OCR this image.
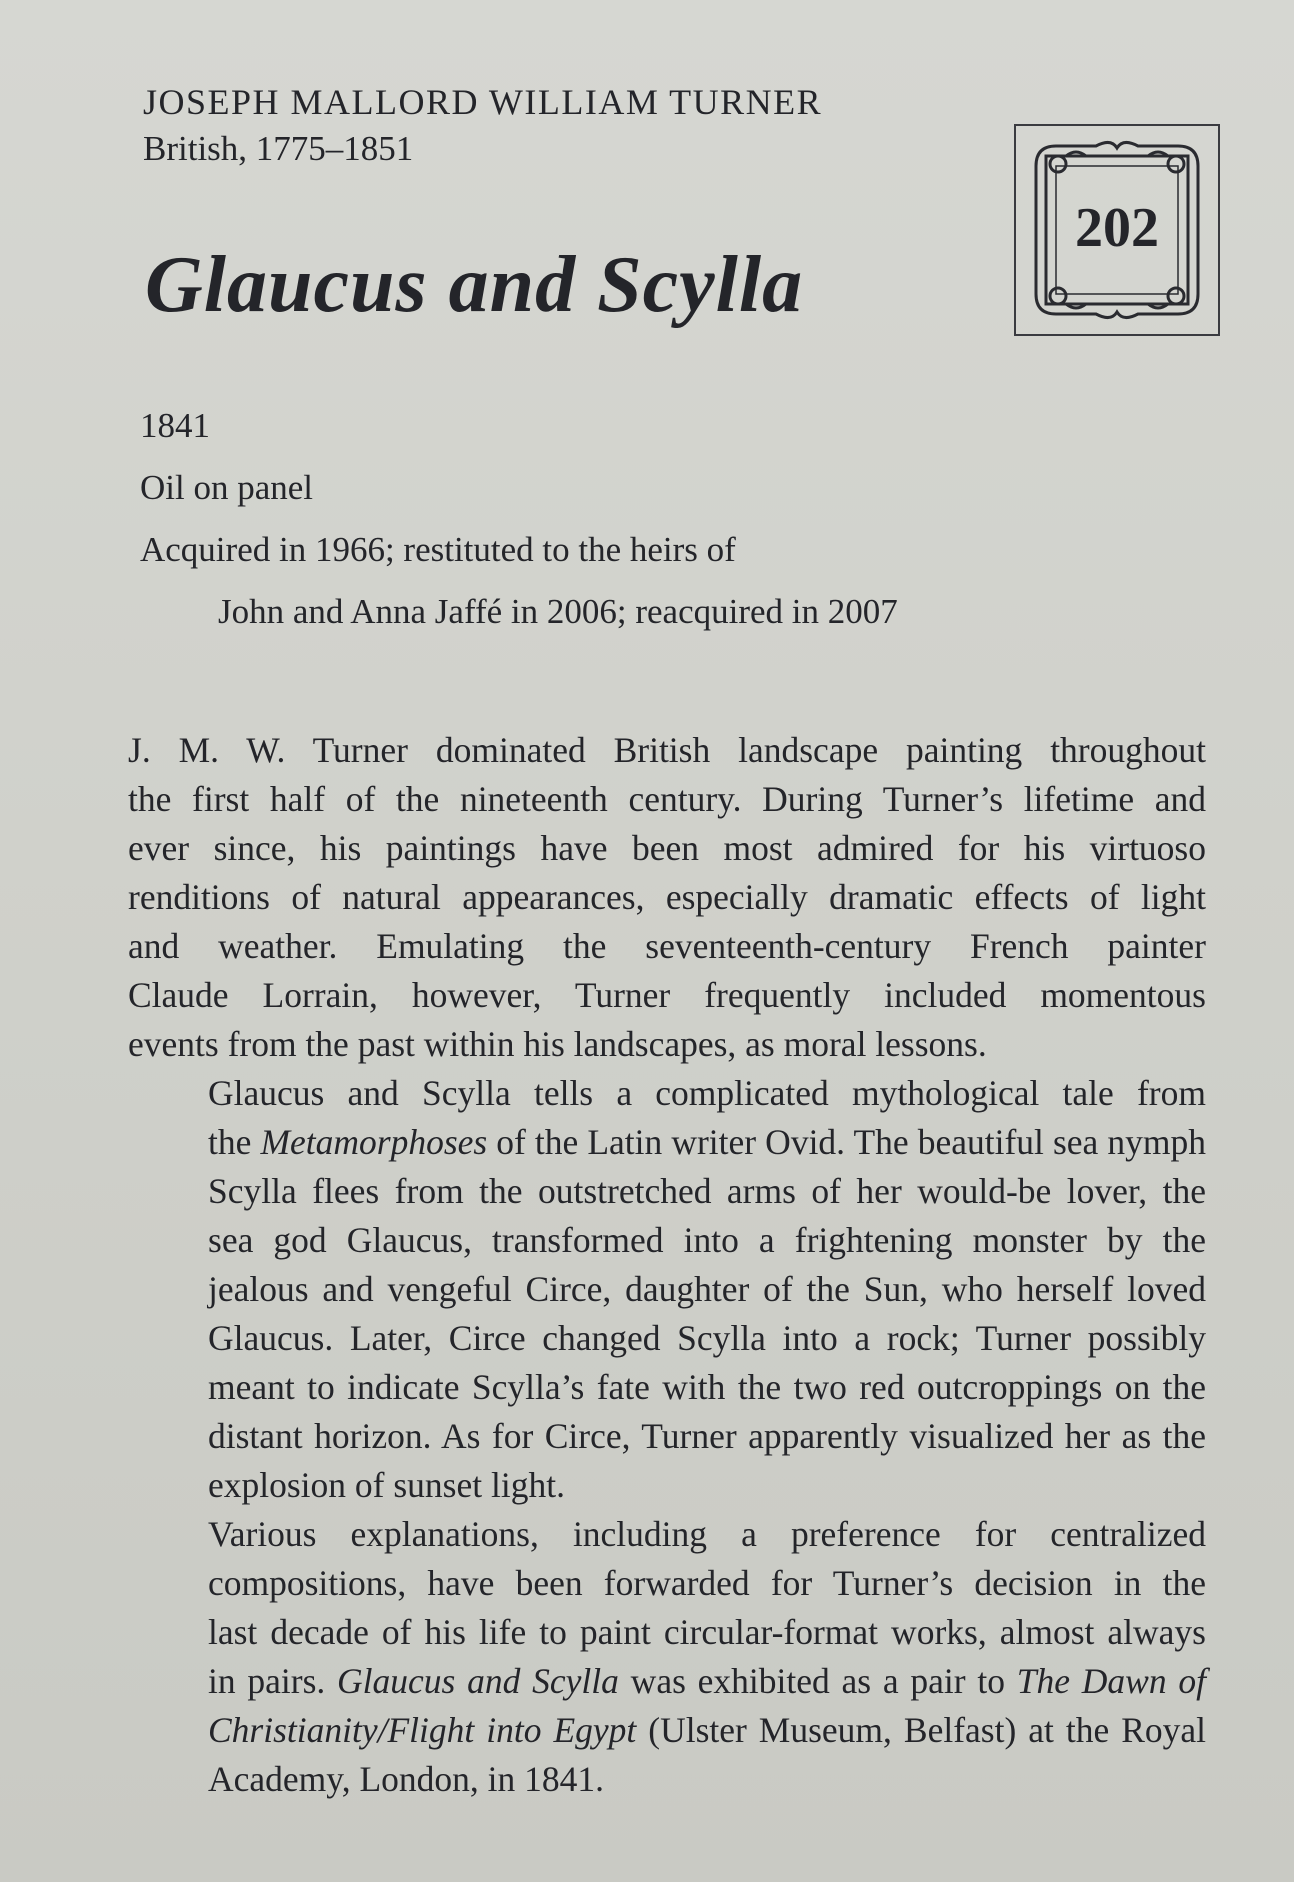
JOSEPH MALLORD WILLIAM TURNER
British, 1775–1851
Glaucus and Scylla
202
1841
Oil on panel
Acquired in 1966; restituted to the heirs of
John and Anna Jaffé in 2006; reacquired in 2007

J. M. W. Turner dominated British landscape painting throughout
the first half of the nineteenth century. During Turner’s lifetime and
ever since, his paintings have been most admired for his virtuoso
renditions of natural appearances, especially dramatic effects of light
and weather. Emulating the seventeenth-century French painter
Claude Lorrain, however, Turner frequently included momentous
events from the past within his landscapes, as moral lessons.

Glaucus and Scylla tells a complicated mythological tale from
the Metamorphoses of the Latin writer Ovid. The beautiful sea nymph
Scylla flees from the outstretched arms of her would-be lover, the
sea god Glaucus, transformed into a frightening monster by the
jealous and vengeful Circe, daughter of the Sun, who herself loved
Glaucus. Later, Circe changed Scylla into a rock; Turner possibly
meant to indicate Scylla’s fate with the two red outcroppings on the
distant horizon. As for Circe, Turner apparently visualized her as the
explosion of sunset light.

Various explanations, including a preference for centralized
compositions, have been forwarded for Turner’s decision in the
last decade of his life to paint circular-format works, almost always
in pairs. Glaucus and Scylla was exhibited as a pair to The Dawn of
Christianity/Flight into Egypt (Ulster Museum, Belfast) at the Royal
Academy, London, in 1841.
----
STATED EXERCISE » Keep the pictures out of the copy and write out the data exactly as it stands.

TASK SOLUTION »
OCR this image.
JOSEPH MALLORD WILLIAM TURNER
British, 1775–1851
Glaucus and Scylla
202
1841
Oil on panel
Acquired in 1966; restituted to the heirs of
John and Anna Jaffé in 2006; reacquired in 2007

J. M. W. Turner dominated British landscape painting throughout
the first half of the nineteenth century. During Turner’s lifetime and
ever since, his paintings have been most admired for his virtuoso
renditions of natural appearances, especially dramatic effects of light
and weather. Emulating the seventeenth-century French painter
Claude Lorrain, however, Turner frequently included momentous
events from the past within his landscapes, as moral lessons.

Glaucus and Scylla tells a complicated mythological tale from
the Metamorphoses of the Latin writer Ovid. The beautiful sea nymph
Scylla flees from the outstretched arms of her would-be lover, the
sea god Glaucus, transformed into a frightening monster by the
jealous and vengeful Circe, daughter of the Sun, who herself loved
Glaucus. Later, Circe changed Scylla into a rock; Turner possibly
meant to indicate Scylla’s fate with the two red outcroppings on the
distant horizon. As for Circe, Turner apparently visualized her as the
explosion of sunset light.

Various explanations, including a preference for centralized
compositions, have been forwarded for Turner’s decision in the
last decade of his life to paint circular-format works, almost always
in pairs. Glaucus and Scylla was exhibited as a pair to The Dawn of
Christianity/Flight into Egypt (Ulster Museum, Belfast) at the Royal
Academy, London, in 1841.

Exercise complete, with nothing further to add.